* WHAT YOU ARE ASKED TO DO:
Each line of the material must be returned exactly.

------ DATA ENTRIES

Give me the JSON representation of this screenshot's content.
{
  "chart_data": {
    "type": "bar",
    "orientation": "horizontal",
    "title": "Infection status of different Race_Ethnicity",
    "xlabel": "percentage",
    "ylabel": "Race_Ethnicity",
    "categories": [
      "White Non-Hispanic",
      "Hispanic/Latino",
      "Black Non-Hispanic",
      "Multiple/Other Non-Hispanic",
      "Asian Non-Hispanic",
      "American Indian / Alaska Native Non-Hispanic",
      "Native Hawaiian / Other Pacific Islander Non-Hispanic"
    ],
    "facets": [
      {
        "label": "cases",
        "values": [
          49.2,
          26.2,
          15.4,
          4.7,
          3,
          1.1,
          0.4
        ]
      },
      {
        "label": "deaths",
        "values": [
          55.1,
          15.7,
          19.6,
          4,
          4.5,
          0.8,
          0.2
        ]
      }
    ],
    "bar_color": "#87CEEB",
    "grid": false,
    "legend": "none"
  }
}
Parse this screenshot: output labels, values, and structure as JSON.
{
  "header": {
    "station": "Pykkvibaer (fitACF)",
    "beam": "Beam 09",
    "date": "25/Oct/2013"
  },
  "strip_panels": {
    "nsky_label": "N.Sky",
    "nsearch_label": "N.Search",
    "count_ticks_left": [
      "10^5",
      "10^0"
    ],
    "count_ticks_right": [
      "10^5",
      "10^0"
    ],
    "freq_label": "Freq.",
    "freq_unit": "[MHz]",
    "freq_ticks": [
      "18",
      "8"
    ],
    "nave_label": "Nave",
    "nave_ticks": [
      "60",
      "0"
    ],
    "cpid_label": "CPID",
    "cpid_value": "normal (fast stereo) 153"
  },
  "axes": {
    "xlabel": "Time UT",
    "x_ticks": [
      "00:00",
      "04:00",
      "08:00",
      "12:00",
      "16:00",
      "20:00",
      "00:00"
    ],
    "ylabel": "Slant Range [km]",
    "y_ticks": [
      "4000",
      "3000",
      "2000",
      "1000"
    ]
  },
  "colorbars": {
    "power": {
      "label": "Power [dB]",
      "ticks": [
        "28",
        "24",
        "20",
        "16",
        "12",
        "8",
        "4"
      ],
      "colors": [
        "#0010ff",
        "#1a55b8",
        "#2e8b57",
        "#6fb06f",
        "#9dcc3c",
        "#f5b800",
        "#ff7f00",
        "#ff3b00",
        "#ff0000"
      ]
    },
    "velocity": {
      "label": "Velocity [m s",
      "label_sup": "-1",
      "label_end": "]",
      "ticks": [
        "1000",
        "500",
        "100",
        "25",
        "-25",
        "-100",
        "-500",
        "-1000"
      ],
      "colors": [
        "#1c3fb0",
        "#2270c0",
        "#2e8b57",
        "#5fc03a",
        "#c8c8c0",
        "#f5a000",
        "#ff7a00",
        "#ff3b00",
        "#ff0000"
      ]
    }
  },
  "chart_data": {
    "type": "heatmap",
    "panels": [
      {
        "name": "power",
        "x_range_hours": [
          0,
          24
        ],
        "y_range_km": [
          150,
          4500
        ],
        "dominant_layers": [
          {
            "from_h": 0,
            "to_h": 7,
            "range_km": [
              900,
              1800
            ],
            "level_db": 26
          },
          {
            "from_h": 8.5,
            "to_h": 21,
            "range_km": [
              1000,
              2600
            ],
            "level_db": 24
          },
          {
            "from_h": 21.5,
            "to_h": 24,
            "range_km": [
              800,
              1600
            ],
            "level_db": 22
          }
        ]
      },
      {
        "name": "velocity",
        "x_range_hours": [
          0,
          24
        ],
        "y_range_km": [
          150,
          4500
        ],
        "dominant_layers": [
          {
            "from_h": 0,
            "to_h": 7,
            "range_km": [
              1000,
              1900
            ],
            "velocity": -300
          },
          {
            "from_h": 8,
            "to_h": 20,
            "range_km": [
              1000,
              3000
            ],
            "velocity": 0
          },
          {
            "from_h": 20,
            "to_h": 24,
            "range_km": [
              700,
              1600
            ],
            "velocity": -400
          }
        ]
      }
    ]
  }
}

------------

* WRITTEN REPLY:
Give me the JSON representation of this screenshot's content.
{
  "chart_data": {
    "type": "bar",
    "orientation": "horizontal",
    "title": "Infection status of different Race_Ethnicity",
    "xlabel": "percentage",
    "ylabel": "Race_Ethnicity",
    "categories": [
      "White Non-Hispanic",
      "Hispanic/Latino",
      "Black Non-Hispanic",
      "Multiple/Other Non-Hispanic",
      "Asian Non-Hispanic",
      "American Indian / Alaska Native Non-Hispanic",
      "Native Hawaiian / Other Pacific Islander Non-Hispanic"
    ],
    "facets": [
      {
        "label": "cases",
        "values": [
          49.2,
          26.2,
          15.4,
          4.7,
          3,
          1.1,
          0.4
        ]
      },
      {
        "label": "deaths",
        "values": [
          55.1,
          15.7,
          19.6,
          4,
          4.5,
          0.8,
          0.2
        ]
      }
    ],
    "bar_color": "#87CEEB",
    "grid": false,
    "legend": "none"
  }
}
Parse this screenshot: output labels, values, and structure as JSON.
{
  "header": {
    "station": "Pykkvibaer (fitACF)",
    "beam": "Beam 09",
    "date": "25/Oct/2013"
  },
  "strip_panels": {
    "nsky_label": "N.Sky",
    "nsearch_label": "N.Search",
    "count_ticks_left": [
      "10^5",
      "10^0"
    ],
    "count_ticks_right": [
      "10^5",
      "10^0"
    ],
    "freq_label": "Freq.",
    "freq_unit": "[MHz]",
    "freq_ticks": [
      "18",
      "8"
    ],
    "nave_label": "Nave",
    "nave_ticks": [
      "60",
      "0"
    ],
    "cpid_label": "CPID",
    "cpid_value": "normal (fast stereo) 153"
  },
  "axes": {
    "xlabel": "Time UT",
    "x_ticks": [
      "00:00",
      "04:00",
      "08:00",
      "12:00",
      "16:00",
      "20:00",
      "00:00"
    ],
    "ylabel": "Slant Range [km]",
    "y_ticks": [
      "4000",
      "3000",
      "2000",
      "1000"
    ]
  },
  "colorbars": {
    "power": {
      "label": "Power [dB]",
      "ticks": [
        "28",
        "24",
        "20",
        "16",
        "12",
        "8",
        "4"
      ],
      "colors": [
        "#0010ff",
        "#1a55b8",
        "#2e8b57",
        "#6fb06f",
        "#9dcc3c",
        "#f5b800",
        "#ff7f00",
        "#ff3b00",
        "#ff0000"
      ]
    },
    "velocity": {
      "label": "Velocity [m s",
      "label_sup": "-1",
      "label_end": "]",
      "ticks": [
        "1000",
        "500",
        "100",
        "25",
        "-25",
        "-100",
        "-500",
        "-1000"
      ],
      "colors": [
        "#1c3fb0",
        "#2270c0",
        "#2e8b57",
        "#5fc03a",
        "#c8c8c0",
        "#f5a000",
        "#ff7a00",
        "#ff3b00",
        "#ff0000"
      ]
    }
  },
  "chart_data": {
    "type": "heatmap",
    "panels": [
      {
        "name": "power",
        "x_range_hours": [
          0,
          24
        ],
        "y_range_km": [
          150,
          4500
        ],
        "dominant_layers": [
          {
            "from_h": 0,
            "to_h": 7,
            "range_km": [
              900,
              1800
            ],
            "level_db": 26
          },
          {
            "from_h": 8.5,
            "to_h": 21,
            "range_km": [
              1000,
              2600
            ],
            "level_db": 24
          },
          {
            "from_h": 21.5,
            "to_h": 24,
            "range_km": [
              800,
              1600
            ],
            "level_db": 22
          }
        ]
      },
      {
        "name": "velocity",
        "x_range_hours": [
          0,
          24
        ],
        "y_range_km": [
          150,
          4500
        ],
        "dominant_layers": [
          {
            "from_h": 0,
            "to_h": 7,
            "range_km": [
              1000,
              1900
            ],
            "velocity": -300
          },
          {
            "from_h": 8,
            "to_h": 20,
            "range_km": [
              1000,
              3000
            ],
            "velocity": 0
          },
          {
            "from_h": 20,
            "to_h": 24,
            "range_km": [
              700,
              1600
            ],
            "velocity": -400
          }
        ]
      }
    ]
  }
}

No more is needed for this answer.